Given instruction =
Spot each line in the records below where the word "document" occurs, then copy it.

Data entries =
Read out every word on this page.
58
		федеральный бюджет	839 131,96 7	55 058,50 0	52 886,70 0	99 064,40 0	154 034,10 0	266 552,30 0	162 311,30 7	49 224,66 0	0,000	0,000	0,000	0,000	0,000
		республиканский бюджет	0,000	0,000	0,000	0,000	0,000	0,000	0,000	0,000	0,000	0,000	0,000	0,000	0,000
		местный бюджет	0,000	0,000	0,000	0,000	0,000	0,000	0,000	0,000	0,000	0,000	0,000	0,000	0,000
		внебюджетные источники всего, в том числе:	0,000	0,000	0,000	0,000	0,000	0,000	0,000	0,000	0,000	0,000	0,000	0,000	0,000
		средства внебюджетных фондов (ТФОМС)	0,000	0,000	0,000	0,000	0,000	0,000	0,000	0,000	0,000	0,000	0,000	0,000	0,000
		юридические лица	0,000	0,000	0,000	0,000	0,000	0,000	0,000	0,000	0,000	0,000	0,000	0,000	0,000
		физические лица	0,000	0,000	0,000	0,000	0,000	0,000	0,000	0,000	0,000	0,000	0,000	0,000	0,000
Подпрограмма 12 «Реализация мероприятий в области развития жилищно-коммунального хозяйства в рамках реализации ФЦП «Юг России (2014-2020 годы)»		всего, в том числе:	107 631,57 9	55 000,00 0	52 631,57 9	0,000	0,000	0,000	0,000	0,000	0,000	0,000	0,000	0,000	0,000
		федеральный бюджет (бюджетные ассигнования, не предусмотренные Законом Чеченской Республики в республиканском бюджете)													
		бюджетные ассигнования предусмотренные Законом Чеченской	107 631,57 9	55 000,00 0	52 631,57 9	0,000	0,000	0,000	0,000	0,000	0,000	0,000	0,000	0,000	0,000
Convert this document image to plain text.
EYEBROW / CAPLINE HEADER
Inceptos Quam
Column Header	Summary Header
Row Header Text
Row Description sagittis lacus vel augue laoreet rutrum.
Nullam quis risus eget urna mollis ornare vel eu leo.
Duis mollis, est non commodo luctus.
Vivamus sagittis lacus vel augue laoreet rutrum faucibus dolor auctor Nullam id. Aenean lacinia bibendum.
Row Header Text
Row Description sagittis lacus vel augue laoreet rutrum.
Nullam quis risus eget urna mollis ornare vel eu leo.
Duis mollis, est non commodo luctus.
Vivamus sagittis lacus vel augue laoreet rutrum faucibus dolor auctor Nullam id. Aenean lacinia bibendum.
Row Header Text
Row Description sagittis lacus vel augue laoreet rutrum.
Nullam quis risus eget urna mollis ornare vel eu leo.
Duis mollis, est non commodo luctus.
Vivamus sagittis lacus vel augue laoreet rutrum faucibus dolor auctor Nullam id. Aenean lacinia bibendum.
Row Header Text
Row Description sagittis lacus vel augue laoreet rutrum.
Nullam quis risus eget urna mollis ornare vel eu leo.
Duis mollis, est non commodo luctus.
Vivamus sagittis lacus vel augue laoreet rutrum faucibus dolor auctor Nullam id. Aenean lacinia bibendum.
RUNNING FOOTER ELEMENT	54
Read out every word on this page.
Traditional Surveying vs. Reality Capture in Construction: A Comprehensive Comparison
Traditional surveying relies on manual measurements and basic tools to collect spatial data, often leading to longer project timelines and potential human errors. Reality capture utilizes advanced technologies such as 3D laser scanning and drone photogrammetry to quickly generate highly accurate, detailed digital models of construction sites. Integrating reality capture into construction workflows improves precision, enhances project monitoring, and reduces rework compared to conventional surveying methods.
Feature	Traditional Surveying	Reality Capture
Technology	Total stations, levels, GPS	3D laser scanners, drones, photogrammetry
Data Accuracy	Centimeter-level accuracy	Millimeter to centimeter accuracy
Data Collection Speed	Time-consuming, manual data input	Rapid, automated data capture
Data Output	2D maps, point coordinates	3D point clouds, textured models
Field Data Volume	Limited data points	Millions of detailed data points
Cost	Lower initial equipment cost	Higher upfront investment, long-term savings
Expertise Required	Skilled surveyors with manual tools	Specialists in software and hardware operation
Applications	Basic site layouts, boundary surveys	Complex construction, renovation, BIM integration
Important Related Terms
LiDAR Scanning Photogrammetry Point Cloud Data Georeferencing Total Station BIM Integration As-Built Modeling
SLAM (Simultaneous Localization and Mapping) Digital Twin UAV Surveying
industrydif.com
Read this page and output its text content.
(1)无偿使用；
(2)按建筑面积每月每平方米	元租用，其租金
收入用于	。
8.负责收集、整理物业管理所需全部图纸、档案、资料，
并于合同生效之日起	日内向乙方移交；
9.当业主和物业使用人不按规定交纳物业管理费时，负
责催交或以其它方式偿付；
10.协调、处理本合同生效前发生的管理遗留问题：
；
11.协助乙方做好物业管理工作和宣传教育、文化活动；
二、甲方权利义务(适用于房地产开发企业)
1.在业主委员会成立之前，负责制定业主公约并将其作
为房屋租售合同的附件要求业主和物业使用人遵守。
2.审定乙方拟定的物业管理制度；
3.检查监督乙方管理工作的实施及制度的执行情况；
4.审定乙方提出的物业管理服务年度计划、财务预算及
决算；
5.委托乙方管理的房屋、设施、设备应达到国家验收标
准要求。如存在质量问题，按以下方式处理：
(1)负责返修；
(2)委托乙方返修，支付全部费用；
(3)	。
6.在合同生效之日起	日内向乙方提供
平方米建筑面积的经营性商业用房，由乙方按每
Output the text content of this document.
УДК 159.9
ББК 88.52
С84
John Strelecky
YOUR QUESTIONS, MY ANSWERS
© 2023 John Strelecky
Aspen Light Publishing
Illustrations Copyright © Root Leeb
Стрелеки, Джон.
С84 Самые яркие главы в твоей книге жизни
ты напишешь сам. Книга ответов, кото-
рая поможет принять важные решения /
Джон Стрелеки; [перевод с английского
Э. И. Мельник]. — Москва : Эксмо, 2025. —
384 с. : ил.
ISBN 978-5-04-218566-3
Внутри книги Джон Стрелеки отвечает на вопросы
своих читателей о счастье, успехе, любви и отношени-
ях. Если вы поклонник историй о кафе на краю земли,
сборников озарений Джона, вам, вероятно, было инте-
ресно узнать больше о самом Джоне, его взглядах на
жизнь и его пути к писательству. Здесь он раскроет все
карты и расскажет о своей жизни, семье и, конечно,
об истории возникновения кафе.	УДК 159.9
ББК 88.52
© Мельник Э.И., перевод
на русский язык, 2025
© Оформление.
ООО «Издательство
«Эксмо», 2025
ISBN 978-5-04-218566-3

Task solution =
Convert this document image to plain text.
Output the text content of this document.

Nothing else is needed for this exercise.